What is the number of lines in the data that hold the string "image"? Reply with that number only.

+---+

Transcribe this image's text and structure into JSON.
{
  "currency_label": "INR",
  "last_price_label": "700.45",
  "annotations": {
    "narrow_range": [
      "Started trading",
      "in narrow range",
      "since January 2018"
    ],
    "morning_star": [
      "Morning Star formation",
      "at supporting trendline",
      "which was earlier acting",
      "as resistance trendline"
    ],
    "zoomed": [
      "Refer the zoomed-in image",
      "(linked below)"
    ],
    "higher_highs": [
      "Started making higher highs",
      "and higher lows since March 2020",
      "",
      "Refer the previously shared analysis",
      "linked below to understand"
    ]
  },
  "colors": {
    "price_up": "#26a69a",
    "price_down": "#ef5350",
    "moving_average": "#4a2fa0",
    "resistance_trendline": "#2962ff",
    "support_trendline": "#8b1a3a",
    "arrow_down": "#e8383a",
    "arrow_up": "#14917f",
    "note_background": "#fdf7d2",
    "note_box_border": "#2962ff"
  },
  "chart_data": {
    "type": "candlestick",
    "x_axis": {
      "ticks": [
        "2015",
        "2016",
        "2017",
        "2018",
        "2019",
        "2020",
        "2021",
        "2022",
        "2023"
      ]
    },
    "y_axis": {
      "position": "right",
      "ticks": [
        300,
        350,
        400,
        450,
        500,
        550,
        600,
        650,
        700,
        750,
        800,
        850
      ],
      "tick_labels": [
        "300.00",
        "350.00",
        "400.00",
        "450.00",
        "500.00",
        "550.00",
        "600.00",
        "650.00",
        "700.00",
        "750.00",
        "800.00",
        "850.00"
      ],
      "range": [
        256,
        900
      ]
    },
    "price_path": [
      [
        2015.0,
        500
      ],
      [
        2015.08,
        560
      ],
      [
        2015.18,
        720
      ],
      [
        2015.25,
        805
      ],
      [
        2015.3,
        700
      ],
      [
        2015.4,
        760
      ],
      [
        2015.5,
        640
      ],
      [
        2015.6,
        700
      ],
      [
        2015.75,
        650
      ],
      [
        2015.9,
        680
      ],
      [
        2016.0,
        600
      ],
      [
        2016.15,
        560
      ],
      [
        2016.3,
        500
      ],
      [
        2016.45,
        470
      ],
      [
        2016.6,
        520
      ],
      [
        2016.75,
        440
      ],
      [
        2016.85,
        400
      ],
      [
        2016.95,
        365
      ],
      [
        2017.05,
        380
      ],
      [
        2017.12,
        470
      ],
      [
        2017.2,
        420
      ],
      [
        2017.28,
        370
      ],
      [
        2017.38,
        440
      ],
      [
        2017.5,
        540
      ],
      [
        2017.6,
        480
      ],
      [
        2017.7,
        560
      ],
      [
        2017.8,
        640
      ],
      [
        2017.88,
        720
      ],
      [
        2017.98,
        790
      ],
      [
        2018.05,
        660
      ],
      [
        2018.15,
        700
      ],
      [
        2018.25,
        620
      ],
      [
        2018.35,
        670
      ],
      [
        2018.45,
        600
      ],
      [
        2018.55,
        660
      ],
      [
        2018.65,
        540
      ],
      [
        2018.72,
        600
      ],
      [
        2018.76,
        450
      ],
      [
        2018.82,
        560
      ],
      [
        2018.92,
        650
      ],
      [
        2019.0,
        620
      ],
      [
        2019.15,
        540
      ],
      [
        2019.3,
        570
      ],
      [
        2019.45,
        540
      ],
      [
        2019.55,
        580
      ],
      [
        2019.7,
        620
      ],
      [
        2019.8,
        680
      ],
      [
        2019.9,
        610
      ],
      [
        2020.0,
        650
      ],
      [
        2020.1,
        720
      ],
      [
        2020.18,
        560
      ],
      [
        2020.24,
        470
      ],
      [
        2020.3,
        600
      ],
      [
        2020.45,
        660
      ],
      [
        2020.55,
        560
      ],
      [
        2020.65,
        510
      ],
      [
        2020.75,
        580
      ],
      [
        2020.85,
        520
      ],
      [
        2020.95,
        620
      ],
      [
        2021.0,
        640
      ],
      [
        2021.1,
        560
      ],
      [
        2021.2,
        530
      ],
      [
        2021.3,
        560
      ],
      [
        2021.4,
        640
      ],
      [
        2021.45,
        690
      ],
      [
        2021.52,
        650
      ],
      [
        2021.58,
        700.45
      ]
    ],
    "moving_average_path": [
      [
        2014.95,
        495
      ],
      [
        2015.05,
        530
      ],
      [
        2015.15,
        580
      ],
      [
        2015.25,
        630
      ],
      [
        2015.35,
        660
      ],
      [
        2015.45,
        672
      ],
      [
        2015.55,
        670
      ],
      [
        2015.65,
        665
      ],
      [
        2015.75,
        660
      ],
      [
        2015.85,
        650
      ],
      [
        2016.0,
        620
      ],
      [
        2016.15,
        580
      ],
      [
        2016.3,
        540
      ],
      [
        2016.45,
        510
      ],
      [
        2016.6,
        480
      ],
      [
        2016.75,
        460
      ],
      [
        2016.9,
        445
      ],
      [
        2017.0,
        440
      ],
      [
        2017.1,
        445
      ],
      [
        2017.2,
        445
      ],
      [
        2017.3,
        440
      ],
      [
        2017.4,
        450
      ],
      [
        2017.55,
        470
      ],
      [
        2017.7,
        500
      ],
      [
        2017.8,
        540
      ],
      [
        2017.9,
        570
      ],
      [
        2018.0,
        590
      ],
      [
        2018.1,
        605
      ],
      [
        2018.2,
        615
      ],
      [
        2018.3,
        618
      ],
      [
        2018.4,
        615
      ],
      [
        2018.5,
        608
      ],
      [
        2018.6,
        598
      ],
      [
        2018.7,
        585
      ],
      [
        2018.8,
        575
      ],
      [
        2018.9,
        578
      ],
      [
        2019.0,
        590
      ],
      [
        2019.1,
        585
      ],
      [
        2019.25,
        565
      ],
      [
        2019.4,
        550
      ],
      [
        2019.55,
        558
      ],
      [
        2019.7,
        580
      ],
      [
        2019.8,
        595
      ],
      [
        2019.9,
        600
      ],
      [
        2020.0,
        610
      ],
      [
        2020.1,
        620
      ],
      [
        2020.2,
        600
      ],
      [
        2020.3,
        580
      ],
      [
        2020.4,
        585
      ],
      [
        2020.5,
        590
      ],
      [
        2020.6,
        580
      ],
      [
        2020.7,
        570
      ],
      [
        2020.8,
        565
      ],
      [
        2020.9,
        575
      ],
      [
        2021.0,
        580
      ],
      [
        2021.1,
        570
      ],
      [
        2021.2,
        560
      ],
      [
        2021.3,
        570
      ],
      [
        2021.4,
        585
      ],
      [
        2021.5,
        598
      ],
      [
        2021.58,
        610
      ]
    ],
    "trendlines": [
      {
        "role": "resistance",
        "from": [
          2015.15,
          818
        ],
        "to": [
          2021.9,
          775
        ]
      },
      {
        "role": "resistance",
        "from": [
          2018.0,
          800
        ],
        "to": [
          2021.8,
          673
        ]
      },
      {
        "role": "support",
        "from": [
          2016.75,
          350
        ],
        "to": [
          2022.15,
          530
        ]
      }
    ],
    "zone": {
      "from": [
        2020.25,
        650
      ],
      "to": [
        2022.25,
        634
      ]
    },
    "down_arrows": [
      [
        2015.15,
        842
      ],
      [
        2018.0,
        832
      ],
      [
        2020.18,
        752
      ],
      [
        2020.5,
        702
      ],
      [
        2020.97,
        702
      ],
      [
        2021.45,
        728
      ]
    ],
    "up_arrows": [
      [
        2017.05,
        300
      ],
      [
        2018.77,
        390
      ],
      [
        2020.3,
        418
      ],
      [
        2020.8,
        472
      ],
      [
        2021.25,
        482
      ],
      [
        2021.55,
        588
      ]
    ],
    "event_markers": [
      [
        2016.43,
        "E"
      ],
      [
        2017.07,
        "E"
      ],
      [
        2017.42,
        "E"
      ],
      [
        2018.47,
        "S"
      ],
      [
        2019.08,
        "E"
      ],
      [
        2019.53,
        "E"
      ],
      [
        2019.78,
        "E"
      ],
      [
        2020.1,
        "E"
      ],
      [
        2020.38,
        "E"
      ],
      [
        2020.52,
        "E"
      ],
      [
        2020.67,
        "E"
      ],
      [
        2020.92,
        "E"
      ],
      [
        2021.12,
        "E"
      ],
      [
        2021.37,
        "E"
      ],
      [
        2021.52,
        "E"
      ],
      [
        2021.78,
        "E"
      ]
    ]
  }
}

+---+

▶ The response
2